- _EXERCISE GOAL_:
Copy each line below in which the word "industries" occurs.

── RECORDS

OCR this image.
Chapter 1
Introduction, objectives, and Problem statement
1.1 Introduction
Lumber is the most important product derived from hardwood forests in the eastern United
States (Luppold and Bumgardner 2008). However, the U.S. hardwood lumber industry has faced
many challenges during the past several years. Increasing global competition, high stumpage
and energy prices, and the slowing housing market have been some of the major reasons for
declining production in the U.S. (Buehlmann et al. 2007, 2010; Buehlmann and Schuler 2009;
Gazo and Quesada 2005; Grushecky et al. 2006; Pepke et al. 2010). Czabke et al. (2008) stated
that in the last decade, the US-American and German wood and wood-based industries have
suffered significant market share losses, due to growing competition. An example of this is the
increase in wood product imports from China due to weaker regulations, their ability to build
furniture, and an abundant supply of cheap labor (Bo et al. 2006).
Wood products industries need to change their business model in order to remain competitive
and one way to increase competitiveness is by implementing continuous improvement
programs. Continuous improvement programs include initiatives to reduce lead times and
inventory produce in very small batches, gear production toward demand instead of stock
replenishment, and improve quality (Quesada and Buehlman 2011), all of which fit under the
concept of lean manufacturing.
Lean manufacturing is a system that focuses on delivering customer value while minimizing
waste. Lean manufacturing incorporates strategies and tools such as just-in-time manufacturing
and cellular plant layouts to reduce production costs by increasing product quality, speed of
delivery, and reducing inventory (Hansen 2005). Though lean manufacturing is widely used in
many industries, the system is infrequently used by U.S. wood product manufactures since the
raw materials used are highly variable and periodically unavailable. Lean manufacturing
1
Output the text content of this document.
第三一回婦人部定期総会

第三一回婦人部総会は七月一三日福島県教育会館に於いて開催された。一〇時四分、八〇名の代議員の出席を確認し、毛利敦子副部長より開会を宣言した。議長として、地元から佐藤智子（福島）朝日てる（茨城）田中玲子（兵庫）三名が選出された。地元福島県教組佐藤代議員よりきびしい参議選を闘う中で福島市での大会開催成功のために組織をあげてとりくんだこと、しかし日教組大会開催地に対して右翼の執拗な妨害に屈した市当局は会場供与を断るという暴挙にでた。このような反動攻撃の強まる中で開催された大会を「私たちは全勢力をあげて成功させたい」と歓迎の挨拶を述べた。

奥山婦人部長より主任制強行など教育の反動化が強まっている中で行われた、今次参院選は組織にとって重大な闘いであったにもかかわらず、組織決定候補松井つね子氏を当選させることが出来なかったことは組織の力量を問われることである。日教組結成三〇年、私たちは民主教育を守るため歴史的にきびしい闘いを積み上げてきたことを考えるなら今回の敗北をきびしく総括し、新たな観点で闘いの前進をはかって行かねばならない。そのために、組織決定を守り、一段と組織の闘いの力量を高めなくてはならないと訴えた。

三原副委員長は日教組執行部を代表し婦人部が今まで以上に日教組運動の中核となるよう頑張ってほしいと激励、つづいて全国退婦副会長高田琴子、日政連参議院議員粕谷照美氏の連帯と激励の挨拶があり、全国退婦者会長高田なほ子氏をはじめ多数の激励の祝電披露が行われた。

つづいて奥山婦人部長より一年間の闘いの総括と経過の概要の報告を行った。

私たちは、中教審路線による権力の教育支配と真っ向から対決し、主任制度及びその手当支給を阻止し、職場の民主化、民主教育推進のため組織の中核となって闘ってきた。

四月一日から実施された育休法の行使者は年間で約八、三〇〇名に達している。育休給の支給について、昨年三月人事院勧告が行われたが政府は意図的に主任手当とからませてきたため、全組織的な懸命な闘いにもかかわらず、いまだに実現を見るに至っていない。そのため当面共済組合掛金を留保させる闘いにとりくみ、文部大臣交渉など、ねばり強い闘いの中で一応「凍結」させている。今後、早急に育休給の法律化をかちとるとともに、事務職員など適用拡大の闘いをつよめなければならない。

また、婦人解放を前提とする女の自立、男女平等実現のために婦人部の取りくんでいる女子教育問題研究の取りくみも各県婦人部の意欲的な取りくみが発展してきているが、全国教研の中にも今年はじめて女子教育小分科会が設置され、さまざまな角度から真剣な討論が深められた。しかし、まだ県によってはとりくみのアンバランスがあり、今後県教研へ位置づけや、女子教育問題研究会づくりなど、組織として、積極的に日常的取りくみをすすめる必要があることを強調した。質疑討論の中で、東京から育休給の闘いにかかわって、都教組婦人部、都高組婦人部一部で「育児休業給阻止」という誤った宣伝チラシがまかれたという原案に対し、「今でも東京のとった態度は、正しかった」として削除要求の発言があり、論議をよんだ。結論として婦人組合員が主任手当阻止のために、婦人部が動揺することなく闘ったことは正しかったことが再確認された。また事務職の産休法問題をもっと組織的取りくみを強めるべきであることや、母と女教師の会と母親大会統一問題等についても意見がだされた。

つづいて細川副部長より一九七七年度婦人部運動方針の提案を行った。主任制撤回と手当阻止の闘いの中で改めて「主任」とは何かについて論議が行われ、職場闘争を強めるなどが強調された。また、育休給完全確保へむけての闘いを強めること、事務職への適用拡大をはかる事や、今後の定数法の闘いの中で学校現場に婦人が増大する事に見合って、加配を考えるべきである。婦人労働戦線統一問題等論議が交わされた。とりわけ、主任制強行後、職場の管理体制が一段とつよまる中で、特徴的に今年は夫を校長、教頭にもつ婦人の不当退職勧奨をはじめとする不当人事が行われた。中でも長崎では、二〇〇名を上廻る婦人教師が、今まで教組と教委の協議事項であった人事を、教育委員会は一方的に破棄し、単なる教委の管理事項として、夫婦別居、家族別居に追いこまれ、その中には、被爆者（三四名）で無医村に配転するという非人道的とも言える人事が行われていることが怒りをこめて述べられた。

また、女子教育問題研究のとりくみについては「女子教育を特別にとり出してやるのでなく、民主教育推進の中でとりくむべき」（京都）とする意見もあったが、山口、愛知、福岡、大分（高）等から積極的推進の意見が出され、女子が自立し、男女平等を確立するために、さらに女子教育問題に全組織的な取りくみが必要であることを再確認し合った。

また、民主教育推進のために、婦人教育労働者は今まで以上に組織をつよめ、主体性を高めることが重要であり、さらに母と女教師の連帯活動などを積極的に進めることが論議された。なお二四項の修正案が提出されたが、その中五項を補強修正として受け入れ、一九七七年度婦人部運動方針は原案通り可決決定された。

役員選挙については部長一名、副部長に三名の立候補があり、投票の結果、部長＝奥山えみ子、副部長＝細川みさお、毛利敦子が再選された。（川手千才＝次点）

────

- _TASK ANSWER_:
that in the last decade, the US-American and German wood and wood-based industries have
Wood products industries need to change their business model in order to remain competitive
many industries, the system is infrequently used by U.S. wood product manufactures since the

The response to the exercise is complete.